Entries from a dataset

▼

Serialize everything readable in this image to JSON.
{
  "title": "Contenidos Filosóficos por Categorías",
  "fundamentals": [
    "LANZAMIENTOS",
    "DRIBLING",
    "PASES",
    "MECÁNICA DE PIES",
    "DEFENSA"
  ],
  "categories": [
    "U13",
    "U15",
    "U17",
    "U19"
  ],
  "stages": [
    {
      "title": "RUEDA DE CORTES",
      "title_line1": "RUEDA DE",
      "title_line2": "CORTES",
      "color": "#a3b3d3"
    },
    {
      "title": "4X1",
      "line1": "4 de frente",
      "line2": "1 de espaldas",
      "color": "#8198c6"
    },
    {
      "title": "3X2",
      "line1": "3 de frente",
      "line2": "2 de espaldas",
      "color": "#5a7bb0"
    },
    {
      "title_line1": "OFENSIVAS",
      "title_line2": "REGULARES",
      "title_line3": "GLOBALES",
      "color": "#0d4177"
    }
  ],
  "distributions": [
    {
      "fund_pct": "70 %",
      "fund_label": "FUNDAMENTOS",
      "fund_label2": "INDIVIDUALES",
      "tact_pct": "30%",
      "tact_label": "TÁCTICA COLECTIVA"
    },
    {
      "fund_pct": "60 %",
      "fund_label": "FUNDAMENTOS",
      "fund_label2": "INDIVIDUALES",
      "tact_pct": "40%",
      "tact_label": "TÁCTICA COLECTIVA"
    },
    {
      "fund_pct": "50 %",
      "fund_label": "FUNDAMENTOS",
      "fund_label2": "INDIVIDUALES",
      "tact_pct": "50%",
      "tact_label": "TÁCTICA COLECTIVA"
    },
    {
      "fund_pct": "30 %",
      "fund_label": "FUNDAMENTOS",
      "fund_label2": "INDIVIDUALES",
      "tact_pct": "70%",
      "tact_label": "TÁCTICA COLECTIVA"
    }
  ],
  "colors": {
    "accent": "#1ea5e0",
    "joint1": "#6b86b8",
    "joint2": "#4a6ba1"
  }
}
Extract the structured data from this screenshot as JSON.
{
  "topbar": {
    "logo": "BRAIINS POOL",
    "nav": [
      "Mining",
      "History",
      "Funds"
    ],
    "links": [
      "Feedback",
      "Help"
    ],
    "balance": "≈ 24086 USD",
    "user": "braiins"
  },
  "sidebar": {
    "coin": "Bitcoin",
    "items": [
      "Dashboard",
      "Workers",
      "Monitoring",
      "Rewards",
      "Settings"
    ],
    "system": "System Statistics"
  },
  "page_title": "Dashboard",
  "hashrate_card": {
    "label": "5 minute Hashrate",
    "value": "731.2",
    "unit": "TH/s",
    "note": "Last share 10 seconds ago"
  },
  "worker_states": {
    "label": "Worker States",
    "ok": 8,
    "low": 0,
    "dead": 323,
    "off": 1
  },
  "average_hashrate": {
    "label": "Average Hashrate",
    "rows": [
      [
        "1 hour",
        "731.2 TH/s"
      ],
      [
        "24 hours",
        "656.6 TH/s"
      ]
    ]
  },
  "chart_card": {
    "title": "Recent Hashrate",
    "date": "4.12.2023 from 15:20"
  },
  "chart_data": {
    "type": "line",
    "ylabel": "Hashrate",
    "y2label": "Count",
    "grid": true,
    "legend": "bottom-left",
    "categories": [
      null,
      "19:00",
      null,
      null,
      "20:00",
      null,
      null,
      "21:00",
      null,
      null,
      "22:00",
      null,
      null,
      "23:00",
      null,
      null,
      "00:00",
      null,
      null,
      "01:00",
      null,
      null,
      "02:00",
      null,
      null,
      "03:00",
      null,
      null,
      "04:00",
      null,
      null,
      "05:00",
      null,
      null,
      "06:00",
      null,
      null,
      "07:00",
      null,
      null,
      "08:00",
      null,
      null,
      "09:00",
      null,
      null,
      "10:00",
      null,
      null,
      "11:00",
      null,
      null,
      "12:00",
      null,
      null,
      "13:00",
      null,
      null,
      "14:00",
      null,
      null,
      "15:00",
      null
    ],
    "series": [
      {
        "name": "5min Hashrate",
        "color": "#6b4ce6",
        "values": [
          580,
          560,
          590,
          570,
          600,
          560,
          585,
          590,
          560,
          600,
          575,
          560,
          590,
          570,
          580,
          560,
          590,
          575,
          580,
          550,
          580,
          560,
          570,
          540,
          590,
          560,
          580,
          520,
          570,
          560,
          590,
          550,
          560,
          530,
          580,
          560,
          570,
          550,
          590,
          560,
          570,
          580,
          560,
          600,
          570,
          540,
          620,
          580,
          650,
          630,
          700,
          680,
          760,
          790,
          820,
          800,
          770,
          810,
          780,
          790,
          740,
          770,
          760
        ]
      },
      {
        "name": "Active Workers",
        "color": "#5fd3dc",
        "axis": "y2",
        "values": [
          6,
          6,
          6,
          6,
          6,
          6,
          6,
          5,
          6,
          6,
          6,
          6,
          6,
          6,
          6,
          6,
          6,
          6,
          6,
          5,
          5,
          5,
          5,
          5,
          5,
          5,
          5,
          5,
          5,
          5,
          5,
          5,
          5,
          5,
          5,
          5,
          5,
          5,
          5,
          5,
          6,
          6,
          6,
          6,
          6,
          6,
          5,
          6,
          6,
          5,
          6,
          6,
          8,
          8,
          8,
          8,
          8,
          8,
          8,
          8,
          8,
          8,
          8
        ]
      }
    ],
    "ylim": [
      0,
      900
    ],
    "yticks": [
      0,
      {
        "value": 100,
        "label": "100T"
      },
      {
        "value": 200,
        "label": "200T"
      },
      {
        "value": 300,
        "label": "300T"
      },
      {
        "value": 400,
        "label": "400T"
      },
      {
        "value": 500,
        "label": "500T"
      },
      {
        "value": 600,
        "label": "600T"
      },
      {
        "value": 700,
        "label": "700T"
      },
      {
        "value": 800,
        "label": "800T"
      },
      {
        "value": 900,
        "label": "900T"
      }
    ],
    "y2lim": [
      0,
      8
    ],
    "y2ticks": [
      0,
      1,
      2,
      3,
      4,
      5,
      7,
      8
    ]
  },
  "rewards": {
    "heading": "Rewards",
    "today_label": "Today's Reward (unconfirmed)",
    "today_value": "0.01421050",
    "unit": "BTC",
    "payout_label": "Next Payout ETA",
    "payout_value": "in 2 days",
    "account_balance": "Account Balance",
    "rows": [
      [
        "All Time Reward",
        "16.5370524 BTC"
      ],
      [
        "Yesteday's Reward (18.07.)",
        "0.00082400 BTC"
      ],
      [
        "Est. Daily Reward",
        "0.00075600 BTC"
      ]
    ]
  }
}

▲

* _STATED EXERCISE_
Set down each entry again, unchanged.

* _RESPONSE FOR THIS EXERCISE_
Serialize everything readable in this image to JSON.
{
  "title": "Contenidos Filosóficos por Categorías",
  "fundamentals": [
    "LANZAMIENTOS",
    "DRIBLING",
    "PASES",
    "MECÁNICA DE PIES",
    "DEFENSA"
  ],
  "categories": [
    "U13",
    "U15",
    "U17",
    "U19"
  ],
  "stages": [
    {
      "title": "RUEDA DE CORTES",
      "title_line1": "RUEDA DE",
      "title_line2": "CORTES",
      "color": "#a3b3d3"
    },
    {
      "title": "4X1",
      "line1": "4 de frente",
      "line2": "1 de espaldas",
      "color": "#8198c6"
    },
    {
      "title": "3X2",
      "line1": "3 de frente",
      "line2": "2 de espaldas",
      "color": "#5a7bb0"
    },
    {
      "title_line1": "OFENSIVAS",
      "title_line2": "REGULARES",
      "title_line3": "GLOBALES",
      "color": "#0d4177"
    }
  ],
  "distributions": [
    {
      "fund_pct": "70 %",
      "fund_label": "FUNDAMENTOS",
      "fund_label2": "INDIVIDUALES",
      "tact_pct": "30%",
      "tact_label": "TÁCTICA COLECTIVA"
    },
    {
      "fund_pct": "60 %",
      "fund_label": "FUNDAMENTOS",
      "fund_label2": "INDIVIDUALES",
      "tact_pct": "40%",
      "tact_label": "TÁCTICA COLECTIVA"
    },
    {
      "fund_pct": "50 %",
      "fund_label": "FUNDAMENTOS",
      "fund_label2": "INDIVIDUALES",
      "tact_pct": "50%",
      "tact_label": "TÁCTICA COLECTIVA"
    },
    {
      "fund_pct": "30 %",
      "fund_label": "FUNDAMENTOS",
      "fund_label2": "INDIVIDUALES",
      "tact_pct": "70%",
      "tact_label": "TÁCTICA COLECTIVA"
    }
  ],
  "colors": {
    "accent": "#1ea5e0",
    "joint1": "#6b86b8",
    "joint2": "#4a6ba1"
  }
}
Extract the structured data from this screenshot as JSON.
{
  "topbar": {
    "logo": "BRAIINS POOL",
    "nav": [
      "Mining",
      "History",
      "Funds"
    ],
    "links": [
      "Feedback",
      "Help"
    ],
    "balance": "≈ 24086 USD",
    "user": "braiins"
  },
  "sidebar": {
    "coin": "Bitcoin",
    "items": [
      "Dashboard",
      "Workers",
      "Monitoring",
      "Rewards",
      "Settings"
    ],
    "system": "System Statistics"
  },
  "page_title": "Dashboard",
  "hashrate_card": {
    "label": "5 minute Hashrate",
    "value": "731.2",
    "unit": "TH/s",
    "note": "Last share 10 seconds ago"
  },
  "worker_states": {
    "label": "Worker States",
    "ok": 8,
    "low": 0,
    "dead": 323,
    "off": 1
  },
  "average_hashrate": {
    "label": "Average Hashrate",
    "rows": [
      [
        "1 hour",
        "731.2 TH/s"
      ],
      [
        "24 hours",
        "656.6 TH/s"
      ]
    ]
  },
  "chart_card": {
    "title": "Recent Hashrate",
    "date": "4.12.2023 from 15:20"
  },
  "chart_data": {
    "type": "line",
    "ylabel": "Hashrate",
    "y2label": "Count",
    "grid": true,
    "legend": "bottom-left",
    "categories": [
      null,
      "19:00",
      null,
      null,
      "20:00",
      null,
      null,
      "21:00",
      null,
      null,
      "22:00",
      null,
      null,
      "23:00",
      null,
      null,
      "00:00",
      null,
      null,
      "01:00",
      null,
      null,
      "02:00",
      null,
      null,
      "03:00",
      null,
      null,
      "04:00",
      null,
      null,
      "05:00",
      null,
      null,
      "06:00",
      null,
      null,
      "07:00",
      null,
      null,
      "08:00",
      null,
      null,
      "09:00",
      null,
      null,
      "10:00",
      null,
      null,
      "11:00",
      null,
      null,
      "12:00",
      null,
      null,
      "13:00",
      null,
      null,
      "14:00",
      null,
      null,
      "15:00",
      null
    ],
    "series": [
      {
        "name": "5min Hashrate",
        "color": "#6b4ce6",
        "values": [
          580,
          560,
          590,
          570,
          600,
          560,
          585,
          590,
          560,
          600,
          575,
          560,
          590,
          570,
          580,
          560,
          590,
          575,
          580,
          550,
          580,
          560,
          570,
          540,
          590,
          560,
          580,
          520,
          570,
          560,
          590,
          550,
          560,
          530,
          580,
          560,
          570,
          550,
          590,
          560,
          570,
          580,
          560,
          600,
          570,
          540,
          620,
          580,
          650,
          630,
          700,
          680,
          760,
          790,
          820,
          800,
          770,
          810,
          780,
          790,
          740,
          770,
          760
        ]
      },
      {
        "name": "Active Workers",
        "color": "#5fd3dc",
        "axis": "y2",
        "values": [
          6,
          6,
          6,
          6,
          6,
          6,
          6,
          5,
          6,
          6,
          6,
          6,
          6,
          6,
          6,
          6,
          6,
          6,
          6,
          5,
          5,
          5,
          5,
          5,
          5,
          5,
          5,
          5,
          5,
          5,
          5,
          5,
          5,
          5,
          5,
          5,
          5,
          5,
          5,
          5,
          6,
          6,
          6,
          6,
          6,
          6,
          5,
          6,
          6,
          5,
          6,
          6,
          8,
          8,
          8,
          8,
          8,
          8,
          8,
          8,
          8,
          8,
          8
        ]
      }
    ],
    "ylim": [
      0,
      900
    ],
    "yticks": [
      0,
      {
        "value": 100,
        "label": "100T"
      },
      {
        "value": 200,
        "label": "200T"
      },
      {
        "value": 300,
        "label": "300T"
      },
      {
        "value": 400,
        "label": "400T"
      },
      {
        "value": 500,
        "label": "500T"
      },
      {
        "value": 600,
        "label": "600T"
      },
      {
        "value": 700,
        "label": "700T"
      },
      {
        "value": 800,
        "label": "800T"
      },
      {
        "value": 900,
        "label": "900T"
      }
    ],
    "y2lim": [
      0,
      8
    ],
    "y2ticks": [
      0,
      1,
      2,
      3,
      4,
      5,
      7,
      8
    ]
  },
  "rewards": {
    "heading": "Rewards",
    "today_label": "Today's Reward (unconfirmed)",
    "today_value": "0.01421050",
    "unit": "BTC",
    "payout_label": "Next Payout ETA",
    "payout_value": "in 2 days",
    "account_balance": "Account Balance",
    "rows": [
      [
        "All Time Reward",
        "16.5370524 BTC"
      ],
      [
        "Yesteday's Reward (18.07.)",
        "0.00082400 BTC"
      ],
      [
        "Est. Daily Reward",
        "0.00075600 BTC"
      ]
    ]
  }
}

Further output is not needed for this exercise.